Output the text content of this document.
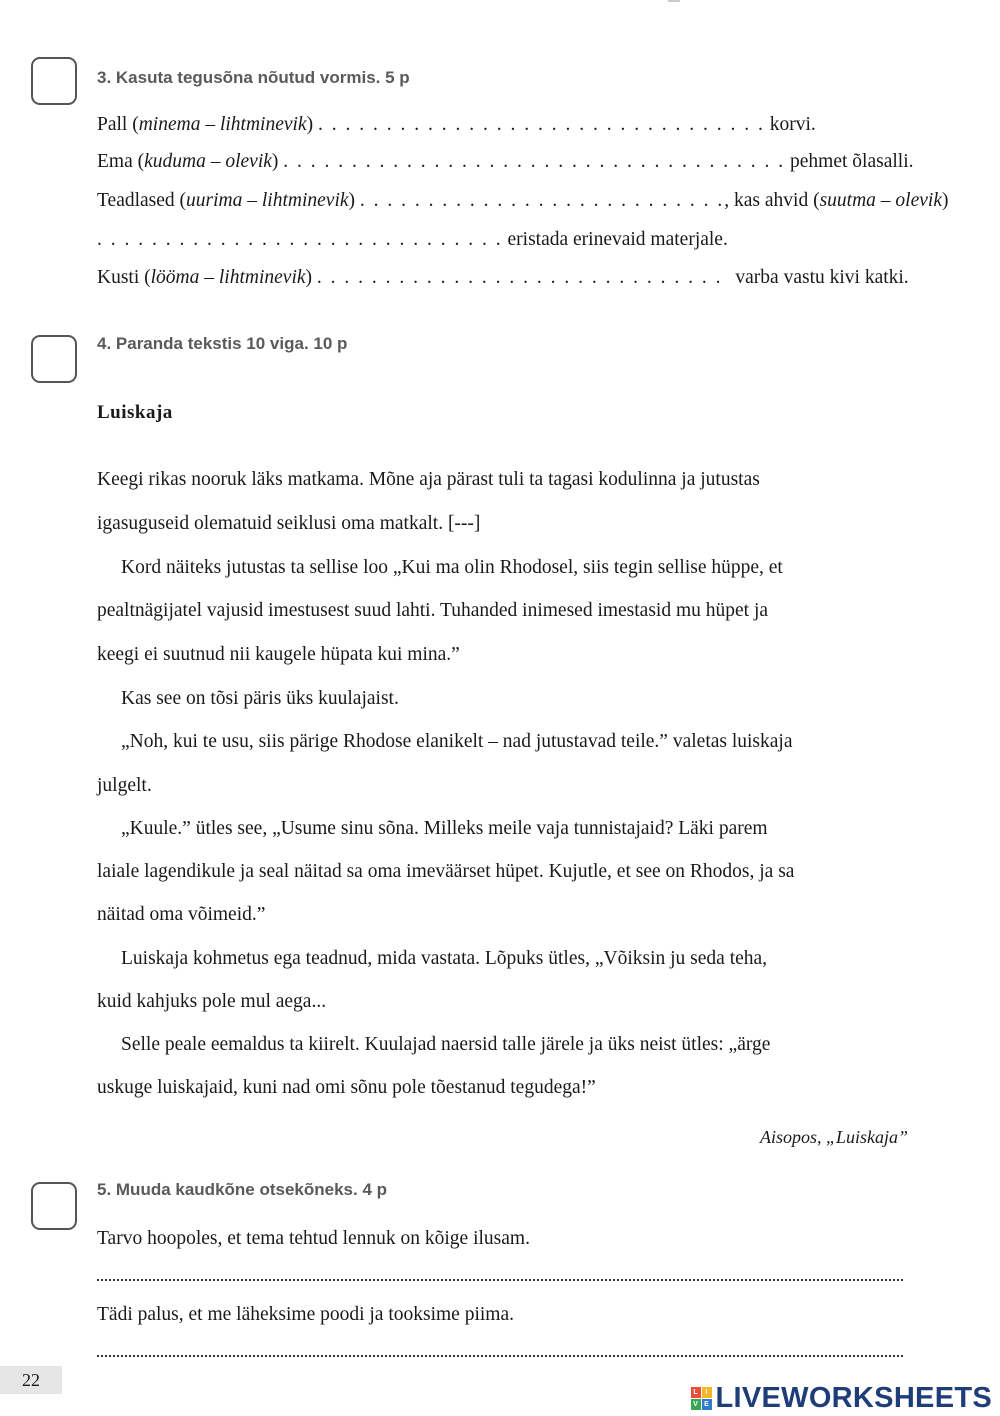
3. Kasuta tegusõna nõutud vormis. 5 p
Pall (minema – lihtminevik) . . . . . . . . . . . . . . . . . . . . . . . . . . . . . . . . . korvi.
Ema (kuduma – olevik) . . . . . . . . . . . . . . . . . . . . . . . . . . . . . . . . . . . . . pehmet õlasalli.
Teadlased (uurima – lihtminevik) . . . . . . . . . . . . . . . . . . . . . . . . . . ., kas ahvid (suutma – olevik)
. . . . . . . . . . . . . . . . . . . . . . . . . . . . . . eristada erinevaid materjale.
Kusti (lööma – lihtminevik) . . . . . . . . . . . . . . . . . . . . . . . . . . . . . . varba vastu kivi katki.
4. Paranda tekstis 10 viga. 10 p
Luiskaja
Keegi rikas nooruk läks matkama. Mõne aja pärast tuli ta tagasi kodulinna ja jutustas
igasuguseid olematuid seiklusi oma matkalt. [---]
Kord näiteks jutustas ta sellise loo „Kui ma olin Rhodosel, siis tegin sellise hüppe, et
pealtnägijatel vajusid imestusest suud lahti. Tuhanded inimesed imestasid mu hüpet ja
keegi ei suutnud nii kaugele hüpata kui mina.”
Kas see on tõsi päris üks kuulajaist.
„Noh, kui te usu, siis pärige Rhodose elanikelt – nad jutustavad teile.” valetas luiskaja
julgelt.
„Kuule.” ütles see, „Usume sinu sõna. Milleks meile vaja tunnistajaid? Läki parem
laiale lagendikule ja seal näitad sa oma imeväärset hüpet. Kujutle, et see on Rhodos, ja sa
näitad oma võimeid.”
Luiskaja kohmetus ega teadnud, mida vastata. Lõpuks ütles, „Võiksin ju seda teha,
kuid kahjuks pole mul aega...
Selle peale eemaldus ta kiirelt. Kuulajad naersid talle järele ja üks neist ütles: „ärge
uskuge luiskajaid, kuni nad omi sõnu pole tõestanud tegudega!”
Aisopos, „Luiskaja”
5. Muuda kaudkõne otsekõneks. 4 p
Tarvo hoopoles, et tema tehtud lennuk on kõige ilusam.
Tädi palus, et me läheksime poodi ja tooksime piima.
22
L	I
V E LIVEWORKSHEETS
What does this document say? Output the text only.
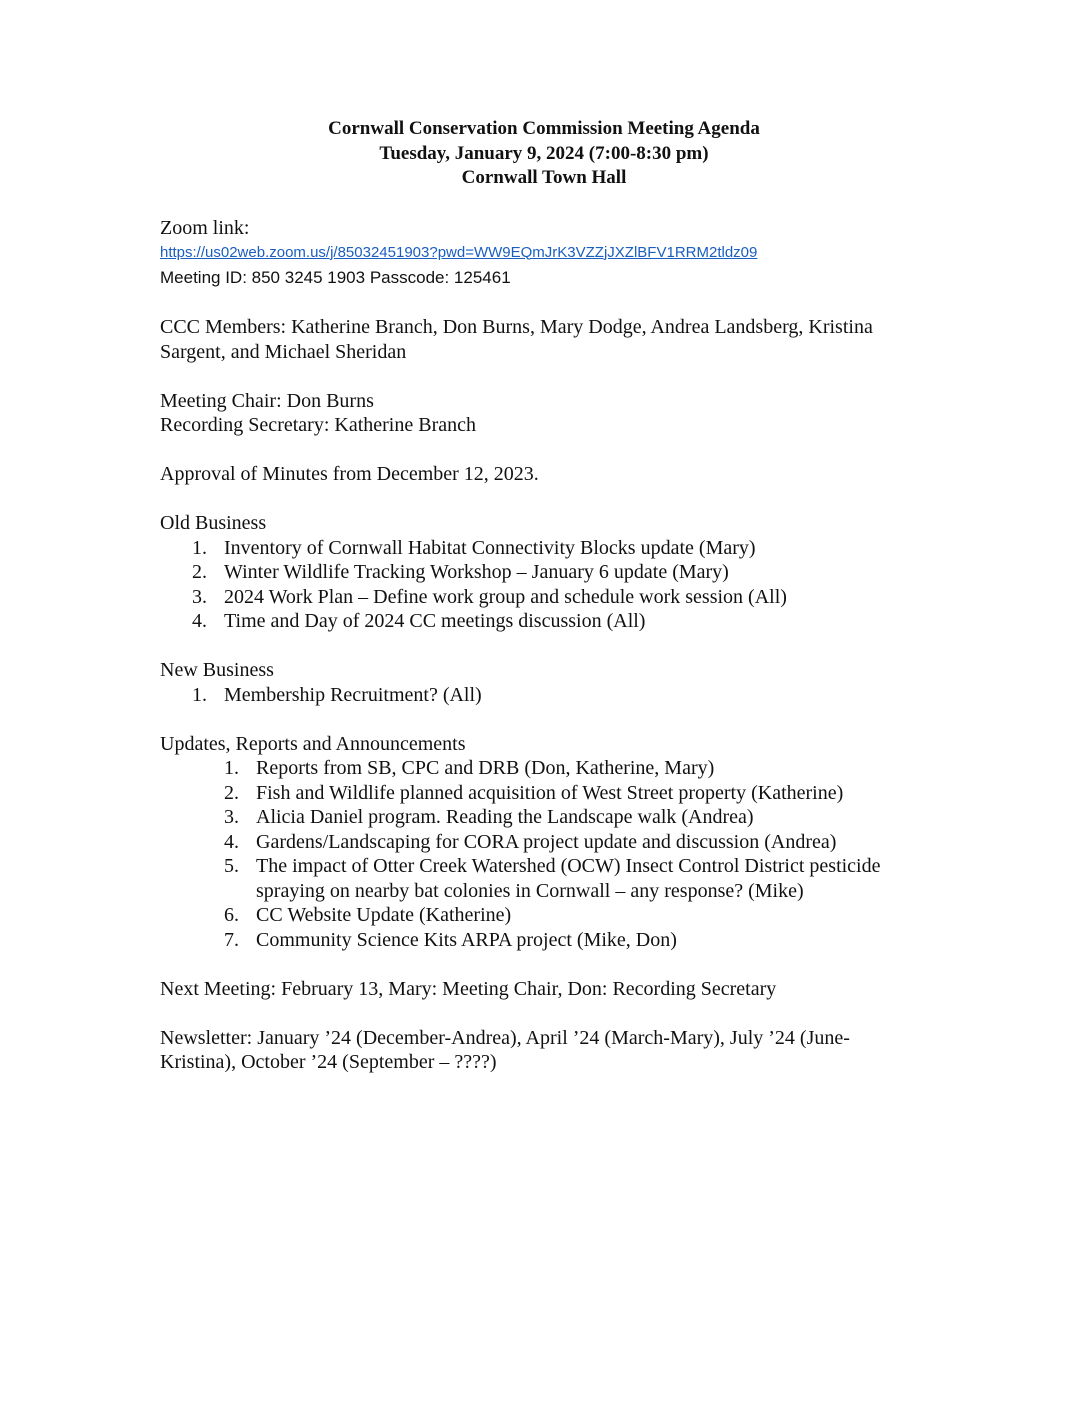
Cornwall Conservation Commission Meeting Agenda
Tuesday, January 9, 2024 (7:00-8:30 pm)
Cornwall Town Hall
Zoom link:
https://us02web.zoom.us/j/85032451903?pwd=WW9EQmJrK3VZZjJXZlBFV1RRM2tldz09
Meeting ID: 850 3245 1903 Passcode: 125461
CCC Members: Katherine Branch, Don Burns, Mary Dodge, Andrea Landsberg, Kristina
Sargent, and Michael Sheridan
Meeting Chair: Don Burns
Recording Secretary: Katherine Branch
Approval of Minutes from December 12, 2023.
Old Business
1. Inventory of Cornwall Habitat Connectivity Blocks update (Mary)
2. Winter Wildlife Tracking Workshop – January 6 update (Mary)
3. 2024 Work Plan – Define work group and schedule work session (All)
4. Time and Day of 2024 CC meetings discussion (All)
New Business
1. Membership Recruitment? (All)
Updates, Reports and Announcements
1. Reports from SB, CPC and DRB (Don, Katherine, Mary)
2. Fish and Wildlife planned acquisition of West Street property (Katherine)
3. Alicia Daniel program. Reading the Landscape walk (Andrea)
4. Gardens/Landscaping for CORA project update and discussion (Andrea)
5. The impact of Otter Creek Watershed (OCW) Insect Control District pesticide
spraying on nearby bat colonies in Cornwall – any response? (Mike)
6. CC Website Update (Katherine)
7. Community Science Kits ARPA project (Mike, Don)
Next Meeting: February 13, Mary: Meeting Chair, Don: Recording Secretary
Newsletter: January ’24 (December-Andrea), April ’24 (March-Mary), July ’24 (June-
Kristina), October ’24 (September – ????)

• **Exercise prompt**
Exclude all pictures and reproduce verbatim the lines running from the line that contains "What does this" to the end of the data above, both ends included.

• **Solution to the problem**
What does this document say? Output the text only.
Cornwall Conservation Commission Meeting Agenda
Tuesday, January 9, 2024 (7:00-8:30 pm)
Cornwall Town Hall
Zoom link:
https://us02web.zoom.us/j/85032451903?pwd=WW9EQmJrK3VZZjJXZlBFV1RRM2tldz09
Meeting ID: 850 3245 1903 Passcode: 125461
CCC Members: Katherine Branch, Don Burns, Mary Dodge, Andrea Landsberg, Kristina
Sargent, and Michael Sheridan
Meeting Chair: Don Burns
Recording Secretary: Katherine Branch
Approval of Minutes from December 12, 2023.
Old Business
1. Inventory of Cornwall Habitat Connectivity Blocks update (Mary)
2. Winter Wildlife Tracking Workshop – January 6 update (Mary)
3. 2024 Work Plan – Define work group and schedule work session (All)
4. Time and Day of 2024 CC meetings discussion (All)
New Business
1. Membership Recruitment? (All)
Updates, Reports and Announcements
1. Reports from SB, CPC and DRB (Don, Katherine, Mary)
2. Fish and Wildlife planned acquisition of West Street property (Katherine)
3. Alicia Daniel program. Reading the Landscape walk (Andrea)
4. Gardens/Landscaping for CORA project update and discussion (Andrea)
5. The impact of Otter Creek Watershed (OCW) Insect Control District pesticide
spraying on nearby bat colonies in Cornwall – any response? (Mike)
6. CC Website Update (Katherine)
7. Community Science Kits ARPA project (Mike, Don)
Next Meeting: February 13, Mary: Meeting Chair, Don: Recording Secretary
Newsletter: January ’24 (December-Andrea), April ’24 (March-Mary), July ’24 (June-
Kristina), October ’24 (September – ????)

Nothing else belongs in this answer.